Copy out the entries below precisely; nothing is to be omitted.

--- DATA PROVIDED ---

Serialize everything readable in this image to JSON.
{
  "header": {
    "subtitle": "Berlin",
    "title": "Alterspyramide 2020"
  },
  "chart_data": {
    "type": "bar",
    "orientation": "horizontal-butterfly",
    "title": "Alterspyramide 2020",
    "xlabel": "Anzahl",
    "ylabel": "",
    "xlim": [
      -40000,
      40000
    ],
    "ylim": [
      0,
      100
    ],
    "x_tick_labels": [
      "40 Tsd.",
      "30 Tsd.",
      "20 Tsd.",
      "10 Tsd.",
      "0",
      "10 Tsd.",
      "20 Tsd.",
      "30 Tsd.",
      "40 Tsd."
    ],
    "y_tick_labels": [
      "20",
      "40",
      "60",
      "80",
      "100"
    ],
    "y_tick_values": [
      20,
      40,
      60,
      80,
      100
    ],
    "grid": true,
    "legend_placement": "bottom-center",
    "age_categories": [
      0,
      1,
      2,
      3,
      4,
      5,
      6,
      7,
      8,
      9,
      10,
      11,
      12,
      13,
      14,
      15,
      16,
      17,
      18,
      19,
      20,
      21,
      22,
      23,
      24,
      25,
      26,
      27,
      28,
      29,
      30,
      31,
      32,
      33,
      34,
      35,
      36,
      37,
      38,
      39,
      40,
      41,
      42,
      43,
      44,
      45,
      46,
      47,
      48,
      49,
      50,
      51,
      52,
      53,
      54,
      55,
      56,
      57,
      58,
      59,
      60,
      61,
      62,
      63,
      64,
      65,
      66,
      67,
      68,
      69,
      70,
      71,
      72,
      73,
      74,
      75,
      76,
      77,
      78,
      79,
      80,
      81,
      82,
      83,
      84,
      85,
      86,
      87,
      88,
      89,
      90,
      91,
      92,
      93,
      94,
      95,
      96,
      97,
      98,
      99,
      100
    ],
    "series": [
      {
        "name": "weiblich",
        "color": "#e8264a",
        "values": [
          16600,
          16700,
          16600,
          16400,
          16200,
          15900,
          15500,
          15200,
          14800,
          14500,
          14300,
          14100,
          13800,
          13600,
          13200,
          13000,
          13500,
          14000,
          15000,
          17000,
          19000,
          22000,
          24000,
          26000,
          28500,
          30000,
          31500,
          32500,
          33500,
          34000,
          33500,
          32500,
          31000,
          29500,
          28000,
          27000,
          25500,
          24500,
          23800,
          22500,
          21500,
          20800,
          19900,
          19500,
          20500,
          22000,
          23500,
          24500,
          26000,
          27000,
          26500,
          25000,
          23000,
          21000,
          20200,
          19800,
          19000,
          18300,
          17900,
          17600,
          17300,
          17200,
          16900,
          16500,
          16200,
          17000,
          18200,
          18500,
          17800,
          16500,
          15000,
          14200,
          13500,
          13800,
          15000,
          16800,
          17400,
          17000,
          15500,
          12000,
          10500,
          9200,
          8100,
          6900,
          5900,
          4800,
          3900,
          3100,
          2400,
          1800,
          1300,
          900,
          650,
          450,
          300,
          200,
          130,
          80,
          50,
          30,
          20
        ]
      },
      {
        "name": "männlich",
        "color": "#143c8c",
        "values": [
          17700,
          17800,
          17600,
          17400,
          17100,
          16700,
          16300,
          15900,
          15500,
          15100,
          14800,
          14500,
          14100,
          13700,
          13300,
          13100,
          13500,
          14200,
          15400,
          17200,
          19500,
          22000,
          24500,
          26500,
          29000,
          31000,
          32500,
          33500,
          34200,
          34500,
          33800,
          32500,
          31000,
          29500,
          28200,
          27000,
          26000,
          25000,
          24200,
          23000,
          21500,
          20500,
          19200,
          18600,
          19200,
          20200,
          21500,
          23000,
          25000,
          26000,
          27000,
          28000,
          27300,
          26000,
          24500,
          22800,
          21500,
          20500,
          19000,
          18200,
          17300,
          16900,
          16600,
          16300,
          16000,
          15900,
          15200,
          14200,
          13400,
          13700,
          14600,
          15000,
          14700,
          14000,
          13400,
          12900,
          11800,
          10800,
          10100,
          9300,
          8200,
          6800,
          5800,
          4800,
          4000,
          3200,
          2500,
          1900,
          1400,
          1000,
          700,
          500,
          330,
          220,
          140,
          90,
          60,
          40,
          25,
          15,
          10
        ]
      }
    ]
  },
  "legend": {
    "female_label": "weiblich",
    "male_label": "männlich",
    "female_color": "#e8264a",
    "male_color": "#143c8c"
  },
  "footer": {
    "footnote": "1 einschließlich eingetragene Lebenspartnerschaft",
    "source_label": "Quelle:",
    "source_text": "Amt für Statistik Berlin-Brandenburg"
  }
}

---

CORRECT ANSWER -
Serialize everything readable in this image to JSON.
{
  "header": {
    "subtitle": "Berlin",
    "title": "Alterspyramide 2020"
  },
  "chart_data": {
    "type": "bar",
    "orientation": "horizontal-butterfly",
    "title": "Alterspyramide 2020",
    "xlabel": "Anzahl",
    "ylabel": "",
    "xlim": [
      -40000,
      40000
    ],
    "ylim": [
      0,
      100
    ],
    "x_tick_labels": [
      "40 Tsd.",
      "30 Tsd.",
      "20 Tsd.",
      "10 Tsd.",
      "0",
      "10 Tsd.",
      "20 Tsd.",
      "30 Tsd.",
      "40 Tsd."
    ],
    "y_tick_labels": [
      "20",
      "40",
      "60",
      "80",
      "100"
    ],
    "y_tick_values": [
      20,
      40,
      60,
      80,
      100
    ],
    "grid": true,
    "legend_placement": "bottom-center",
    "age_categories": [
      0,
      1,
      2,
      3,
      4,
      5,
      6,
      7,
      8,
      9,
      10,
      11,
      12,
      13,
      14,
      15,
      16,
      17,
      18,
      19,
      20,
      21,
      22,
      23,
      24,
      25,
      26,
      27,
      28,
      29,
      30,
      31,
      32,
      33,
      34,
      35,
      36,
      37,
      38,
      39,
      40,
      41,
      42,
      43,
      44,
      45,
      46,
      47,
      48,
      49,
      50,
      51,
      52,
      53,
      54,
      55,
      56,
      57,
      58,
      59,
      60,
      61,
      62,
      63,
      64,
      65,
      66,
      67,
      68,
      69,
      70,
      71,
      72,
      73,
      74,
      75,
      76,
      77,
      78,
      79,
      80,
      81,
      82,
      83,
      84,
      85,
      86,
      87,
      88,
      89,
      90,
      91,
      92,
      93,
      94,
      95,
      96,
      97,
      98,
      99,
      100
    ],
    "series": [
      {
        "name": "weiblich",
        "color": "#e8264a",
        "values": [
          16600,
          16700,
          16600,
          16400,
          16200,
          15900,
          15500,
          15200,
          14800,
          14500,
          14300,
          14100,
          13800,
          13600,
          13200,
          13000,
          13500,
          14000,
          15000,
          17000,
          19000,
          22000,
          24000,
          26000,
          28500,
          30000,
          31500,
          32500,
          33500,
          34000,
          33500,
          32500,
          31000,
          29500,
          28000,
          27000,
          25500,
          24500,
          23800,
          22500,
          21500,
          20800,
          19900,
          19500,
          20500,
          22000,
          23500,
          24500,
          26000,
          27000,
          26500,
          25000,
          23000,
          21000,
          20200,
          19800,
          19000,
          18300,
          17900,
          17600,
          17300,
          17200,
          16900,
          16500,
          16200,
          17000,
          18200,
          18500,
          17800,
          16500,
          15000,
          14200,
          13500,
          13800,
          15000,
          16800,
          17400,
          17000,
          15500,
          12000,
          10500,
          9200,
          8100,
          6900,
          5900,
          4800,
          3900,
          3100,
          2400,
          1800,
          1300,
          900,
          650,
          450,
          300,
          200,
          130,
          80,
          50,
          30,
          20
        ]
      },
      {
        "name": "männlich",
        "color": "#143c8c",
        "values": [
          17700,
          17800,
          17600,
          17400,
          17100,
          16700,
          16300,
          15900,
          15500,
          15100,
          14800,
          14500,
          14100,
          13700,
          13300,
          13100,
          13500,
          14200,
          15400,
          17200,
          19500,
          22000,
          24500,
          26500,
          29000,
          31000,
          32500,
          33500,
          34200,
          34500,
          33800,
          32500,
          31000,
          29500,
          28200,
          27000,
          26000,
          25000,
          24200,
          23000,
          21500,
          20500,
          19200,
          18600,
          19200,
          20200,
          21500,
          23000,
          25000,
          26000,
          27000,
          28000,
          27300,
          26000,
          24500,
          22800,
          21500,
          20500,
          19000,
          18200,
          17300,
          16900,
          16600,
          16300,
          16000,
          15900,
          15200,
          14200,
          13400,
          13700,
          14600,
          15000,
          14700,
          14000,
          13400,
          12900,
          11800,
          10800,
          10100,
          9300,
          8200,
          6800,
          5800,
          4800,
          4000,
          3200,
          2500,
          1900,
          1400,
          1000,
          700,
          500,
          330,
          220,
          140,
          90,
          60,
          40,
          25,
          15,
          10
        ]
      }
    ]
  },
  "legend": {
    "female_label": "weiblich",
    "male_label": "männlich",
    "female_color": "#e8264a",
    "male_color": "#143c8c"
  },
  "footer": {
    "footnote": "1 einschließlich eingetragene Lebenspartnerschaft",
    "source_label": "Quelle:",
    "source_text": "Amt für Statistik Berlin-Brandenburg"
  }
}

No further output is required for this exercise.